TASK TO COMPLETE
Copy out all the entries word for word.

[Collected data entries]
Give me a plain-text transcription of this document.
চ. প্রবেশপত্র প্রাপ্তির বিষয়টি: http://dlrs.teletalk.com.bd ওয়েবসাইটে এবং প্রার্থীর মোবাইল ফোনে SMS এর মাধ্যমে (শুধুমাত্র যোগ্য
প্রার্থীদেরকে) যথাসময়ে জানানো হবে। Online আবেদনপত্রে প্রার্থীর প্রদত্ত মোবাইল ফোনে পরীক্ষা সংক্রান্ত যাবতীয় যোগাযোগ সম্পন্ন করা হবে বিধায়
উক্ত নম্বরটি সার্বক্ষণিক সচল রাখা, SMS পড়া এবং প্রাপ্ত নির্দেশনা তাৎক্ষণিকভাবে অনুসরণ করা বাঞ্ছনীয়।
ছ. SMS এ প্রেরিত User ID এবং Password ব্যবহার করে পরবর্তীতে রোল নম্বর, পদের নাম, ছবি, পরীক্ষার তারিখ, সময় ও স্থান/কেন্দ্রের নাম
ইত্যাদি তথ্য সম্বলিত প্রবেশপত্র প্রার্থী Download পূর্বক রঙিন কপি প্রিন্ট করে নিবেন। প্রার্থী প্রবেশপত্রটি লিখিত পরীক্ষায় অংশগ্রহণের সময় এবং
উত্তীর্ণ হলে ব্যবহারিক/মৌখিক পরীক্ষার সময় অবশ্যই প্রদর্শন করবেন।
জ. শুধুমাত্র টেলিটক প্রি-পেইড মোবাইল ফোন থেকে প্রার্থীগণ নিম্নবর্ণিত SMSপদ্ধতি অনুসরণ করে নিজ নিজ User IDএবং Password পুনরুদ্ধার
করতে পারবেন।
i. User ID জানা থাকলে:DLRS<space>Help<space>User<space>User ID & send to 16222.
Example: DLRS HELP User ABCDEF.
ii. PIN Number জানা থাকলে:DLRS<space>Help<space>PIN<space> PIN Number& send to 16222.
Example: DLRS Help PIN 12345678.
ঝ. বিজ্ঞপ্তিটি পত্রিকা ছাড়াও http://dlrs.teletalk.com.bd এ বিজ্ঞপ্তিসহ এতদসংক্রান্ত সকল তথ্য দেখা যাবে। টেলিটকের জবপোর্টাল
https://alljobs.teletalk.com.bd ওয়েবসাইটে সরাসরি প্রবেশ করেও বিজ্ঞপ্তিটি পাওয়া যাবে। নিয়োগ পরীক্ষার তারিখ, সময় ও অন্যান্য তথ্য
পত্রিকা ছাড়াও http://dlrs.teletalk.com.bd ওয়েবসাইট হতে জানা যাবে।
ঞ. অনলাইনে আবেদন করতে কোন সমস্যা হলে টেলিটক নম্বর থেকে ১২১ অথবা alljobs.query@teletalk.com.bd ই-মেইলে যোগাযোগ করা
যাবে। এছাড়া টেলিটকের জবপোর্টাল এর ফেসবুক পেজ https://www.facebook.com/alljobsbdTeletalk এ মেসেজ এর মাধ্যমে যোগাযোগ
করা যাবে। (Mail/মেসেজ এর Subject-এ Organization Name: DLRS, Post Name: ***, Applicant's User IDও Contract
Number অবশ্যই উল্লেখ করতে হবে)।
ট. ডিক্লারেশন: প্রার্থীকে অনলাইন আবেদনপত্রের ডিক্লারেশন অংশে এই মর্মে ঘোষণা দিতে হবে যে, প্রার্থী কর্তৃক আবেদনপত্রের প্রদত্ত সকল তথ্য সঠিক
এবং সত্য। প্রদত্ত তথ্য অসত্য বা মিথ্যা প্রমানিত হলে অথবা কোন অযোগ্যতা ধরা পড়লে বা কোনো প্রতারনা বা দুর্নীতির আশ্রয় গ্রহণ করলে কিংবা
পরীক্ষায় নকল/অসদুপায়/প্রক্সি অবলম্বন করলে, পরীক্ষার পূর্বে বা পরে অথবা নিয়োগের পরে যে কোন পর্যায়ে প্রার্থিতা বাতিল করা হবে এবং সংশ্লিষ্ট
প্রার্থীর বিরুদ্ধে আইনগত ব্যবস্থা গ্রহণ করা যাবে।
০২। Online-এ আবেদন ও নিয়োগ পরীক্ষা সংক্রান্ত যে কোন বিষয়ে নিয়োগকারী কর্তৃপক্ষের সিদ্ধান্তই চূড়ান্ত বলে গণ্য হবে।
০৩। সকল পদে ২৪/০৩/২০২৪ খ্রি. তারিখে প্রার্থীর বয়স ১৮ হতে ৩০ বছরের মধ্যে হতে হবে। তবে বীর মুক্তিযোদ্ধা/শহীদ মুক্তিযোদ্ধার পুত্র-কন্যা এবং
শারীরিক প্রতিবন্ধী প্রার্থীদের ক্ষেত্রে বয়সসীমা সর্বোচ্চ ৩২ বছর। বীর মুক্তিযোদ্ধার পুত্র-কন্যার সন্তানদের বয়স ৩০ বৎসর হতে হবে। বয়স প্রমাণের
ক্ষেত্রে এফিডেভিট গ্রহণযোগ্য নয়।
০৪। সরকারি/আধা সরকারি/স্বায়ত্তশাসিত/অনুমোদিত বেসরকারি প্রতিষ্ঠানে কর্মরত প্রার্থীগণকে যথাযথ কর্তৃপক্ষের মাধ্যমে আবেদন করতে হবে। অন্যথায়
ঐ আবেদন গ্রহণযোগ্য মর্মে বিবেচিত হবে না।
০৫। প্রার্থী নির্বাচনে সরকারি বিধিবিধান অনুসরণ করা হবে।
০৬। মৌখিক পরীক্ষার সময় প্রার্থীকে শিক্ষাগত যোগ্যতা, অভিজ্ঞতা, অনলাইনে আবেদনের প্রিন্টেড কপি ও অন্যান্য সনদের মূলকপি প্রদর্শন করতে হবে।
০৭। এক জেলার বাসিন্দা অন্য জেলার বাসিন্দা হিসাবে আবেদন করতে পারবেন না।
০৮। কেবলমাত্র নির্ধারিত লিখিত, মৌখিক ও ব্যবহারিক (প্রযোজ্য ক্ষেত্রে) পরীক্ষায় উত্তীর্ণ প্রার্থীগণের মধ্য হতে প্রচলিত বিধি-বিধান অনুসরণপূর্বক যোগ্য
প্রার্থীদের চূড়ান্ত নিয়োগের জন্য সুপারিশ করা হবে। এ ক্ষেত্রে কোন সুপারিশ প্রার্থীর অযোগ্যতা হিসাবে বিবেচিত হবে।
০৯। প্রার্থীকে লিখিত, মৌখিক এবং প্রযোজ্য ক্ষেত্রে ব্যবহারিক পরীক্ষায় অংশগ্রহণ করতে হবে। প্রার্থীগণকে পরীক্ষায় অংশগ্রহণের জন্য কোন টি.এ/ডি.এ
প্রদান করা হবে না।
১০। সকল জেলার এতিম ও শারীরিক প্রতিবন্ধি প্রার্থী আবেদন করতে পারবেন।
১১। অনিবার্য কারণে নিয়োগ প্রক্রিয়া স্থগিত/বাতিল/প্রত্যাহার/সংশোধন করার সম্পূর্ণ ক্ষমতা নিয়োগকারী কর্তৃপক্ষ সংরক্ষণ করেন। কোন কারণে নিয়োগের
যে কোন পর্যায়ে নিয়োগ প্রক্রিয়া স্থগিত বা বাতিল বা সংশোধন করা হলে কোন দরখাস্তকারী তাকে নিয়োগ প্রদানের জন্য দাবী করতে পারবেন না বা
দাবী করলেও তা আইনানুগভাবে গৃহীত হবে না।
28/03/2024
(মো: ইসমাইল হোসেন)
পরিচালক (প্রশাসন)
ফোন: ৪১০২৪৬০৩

TASK SOLUTION
Give me a plain-text transcription of this document.
চ. প্রবেশপত্র প্রাপ্তির বিষয়টি: http://dlrs.teletalk.com.bd ওয়েবসাইটে এবং প্রার্থীর মোবাইল ফোনে SMS এর মাধ্যমে (শুধুমাত্র যোগ্য
প্রার্থীদেরকে) যথাসময়ে জানানো হবে। Online আবেদনপত্রে প্রার্থীর প্রদত্ত মোবাইল ফোনে পরীক্ষা সংক্রান্ত যাবতীয় যোগাযোগ সম্পন্ন করা হবে বিধায়
উক্ত নম্বরটি সার্বক্ষণিক সচল রাখা, SMS পড়া এবং প্রাপ্ত নির্দেশনা তাৎক্ষণিকভাবে অনুসরণ করা বাঞ্ছনীয়।
ছ. SMS এ প্রেরিত User ID এবং Password ব্যবহার করে পরবর্তীতে রোল নম্বর, পদের নাম, ছবি, পরীক্ষার তারিখ, সময় ও স্থান/কেন্দ্রের নাম
ইত্যাদি তথ্য সম্বলিত প্রবেশপত্র প্রার্থী Download পূর্বক রঙিন কপি প্রিন্ট করে নিবেন। প্রার্থী প্রবেশপত্রটি লিখিত পরীক্ষায় অংশগ্রহণের সময় এবং
উত্তীর্ণ হলে ব্যবহারিক/মৌখিক পরীক্ষার সময় অবশ্যই প্রদর্শন করবেন।
জ. শুধুমাত্র টেলিটক প্রি-পেইড মোবাইল ফোন থেকে প্রার্থীগণ নিম্নবর্ণিত SMSপদ্ধতি অনুসরণ করে নিজ নিজ User IDএবং Password পুনরুদ্ধার
করতে পারবেন।
i. User ID জানা থাকলে:DLRS<space>Help<space>User<space>User ID & send to 16222.
Example: DLRS HELP User ABCDEF.
ii. PIN Number জানা থাকলে:DLRS<space>Help<space>PIN<space> PIN Number& send to 16222.
Example: DLRS Help PIN 12345678.
ঝ. বিজ্ঞপ্তিটি পত্রিকা ছাড়াও http://dlrs.teletalk.com.bd এ বিজ্ঞপ্তিসহ এতদসংক্রান্ত সকল তথ্য দেখা যাবে। টেলিটকের জবপোর্টাল
https://alljobs.teletalk.com.bd ওয়েবসাইটে সরাসরি প্রবেশ করেও বিজ্ঞপ্তিটি পাওয়া যাবে। নিয়োগ পরীক্ষার তারিখ, সময় ও অন্যান্য তথ্য
পত্রিকা ছাড়াও http://dlrs.teletalk.com.bd ওয়েবসাইট হতে জানা যাবে।
ঞ. অনলাইনে আবেদন করতে কোন সমস্যা হলে টেলিটক নম্বর থেকে ১২১ অথবা alljobs.query@teletalk.com.bd ই-মেইলে যোগাযোগ করা
যাবে। এছাড়া টেলিটকের জবপোর্টাল এর ফেসবুক পেজ https://www.facebook.com/alljobsbdTeletalk এ মেসেজ এর মাধ্যমে যোগাযোগ
করা যাবে। (Mail/মেসেজ এর Subject-এ Organization Name: DLRS, Post Name: ***, Applicant's User IDও Contract
Number অবশ্যই উল্লেখ করতে হবে)।
ট. ডিক্লারেশন: প্রার্থীকে অনলাইন আবেদনপত্রের ডিক্লারেশন অংশে এই মর্মে ঘোষণা দিতে হবে যে, প্রার্থী কর্তৃক আবেদনপত্রের প্রদত্ত সকল তথ্য সঠিক
এবং সত্য। প্রদত্ত তথ্য অসত্য বা মিথ্যা প্রমানিত হলে অথবা কোন অযোগ্যতা ধরা পড়লে বা কোনো প্রতারনা বা দুর্নীতির আশ্রয় গ্রহণ করলে কিংবা
পরীক্ষায় নকল/অসদুপায়/প্রক্সি অবলম্বন করলে, পরীক্ষার পূর্বে বা পরে অথবা নিয়োগের পরে যে কোন পর্যায়ে প্রার্থিতা বাতিল করা হবে এবং সংশ্লিষ্ট
প্রার্থীর বিরুদ্ধে আইনগত ব্যবস্থা গ্রহণ করা যাবে।
০২। Online-এ আবেদন ও নিয়োগ পরীক্ষা সংক্রান্ত যে কোন বিষয়ে নিয়োগকারী কর্তৃপক্ষের সিদ্ধান্তই চূড়ান্ত বলে গণ্য হবে।
০৩। সকল পদে ২৪/০৩/২০২৪ খ্রি. তারিখে প্রার্থীর বয়স ১৮ হতে ৩০ বছরের মধ্যে হতে হবে। তবে বীর মুক্তিযোদ্ধা/শহীদ মুক্তিযোদ্ধার পুত্র-কন্যা এবং
শারীরিক প্রতিবন্ধী প্রার্থীদের ক্ষেত্রে বয়সসীমা সর্বোচ্চ ৩২ বছর। বীর মুক্তিযোদ্ধার পুত্র-কন্যার সন্তানদের বয়স ৩০ বৎসর হতে হবে। বয়স প্রমাণের
ক্ষেত্রে এফিডেভিট গ্রহণযোগ্য নয়।
০৪। সরকারি/আধা সরকারি/স্বায়ত্তশাসিত/অনুমোদিত বেসরকারি প্রতিষ্ঠানে কর্মরত প্রার্থীগণকে যথাযথ কর্তৃপক্ষের মাধ্যমে আবেদন করতে হবে। অন্যথায়
ঐ আবেদন গ্রহণযোগ্য মর্মে বিবেচিত হবে না।
০৫। প্রার্থী নির্বাচনে সরকারি বিধিবিধান অনুসরণ করা হবে।
০৬। মৌখিক পরীক্ষার সময় প্রার্থীকে শিক্ষাগত যোগ্যতা, অভিজ্ঞতা, অনলাইনে আবেদনের প্রিন্টেড কপি ও অন্যান্য সনদের মূলকপি প্রদর্শন করতে হবে।
০৭। এক জেলার বাসিন্দা অন্য জেলার বাসিন্দা হিসাবে আবেদন করতে পারবেন না।
০৮। কেবলমাত্র নির্ধারিত লিখিত, মৌখিক ও ব্যবহারিক (প্রযোজ্য ক্ষেত্রে) পরীক্ষায় উত্তীর্ণ প্রার্থীগণের মধ্য হতে প্রচলিত বিধি-বিধান অনুসরণপূর্বক যোগ্য
প্রার্থীদের চূড়ান্ত নিয়োগের জন্য সুপারিশ করা হবে। এ ক্ষেত্রে কোন সুপারিশ প্রার্থীর অযোগ্যতা হিসাবে বিবেচিত হবে।
০৯। প্রার্থীকে লিখিত, মৌখিক এবং প্রযোজ্য ক্ষেত্রে ব্যবহারিক পরীক্ষায় অংশগ্রহণ করতে হবে। প্রার্থীগণকে পরীক্ষায় অংশগ্রহণের জন্য কোন টি.এ/ডি.এ
প্রদান করা হবে না।
১০। সকল জেলার এতিম ও শারীরিক প্রতিবন্ধি প্রার্থী আবেদন করতে পারবেন।
১১। অনিবার্য কারণে নিয়োগ প্রক্রিয়া স্থগিত/বাতিল/প্রত্যাহার/সংশোধন করার সম্পূর্ণ ক্ষমতা নিয়োগকারী কর্তৃপক্ষ সংরক্ষণ করেন। কোন কারণে নিয়োগের
যে কোন পর্যায়ে নিয়োগ প্রক্রিয়া স্থগিত বা বাতিল বা সংশোধন করা হলে কোন দরখাস্তকারী তাকে নিয়োগ প্রদানের জন্য দাবী করতে পারবেন না বা
দাবী করলেও তা আইনানুগভাবে গৃহীত হবে না।
28/03/2024
(মো: ইসমাইল হোসেন)
পরিচালক (প্রশাসন)
ফোন: ৪১০২৪৬০৩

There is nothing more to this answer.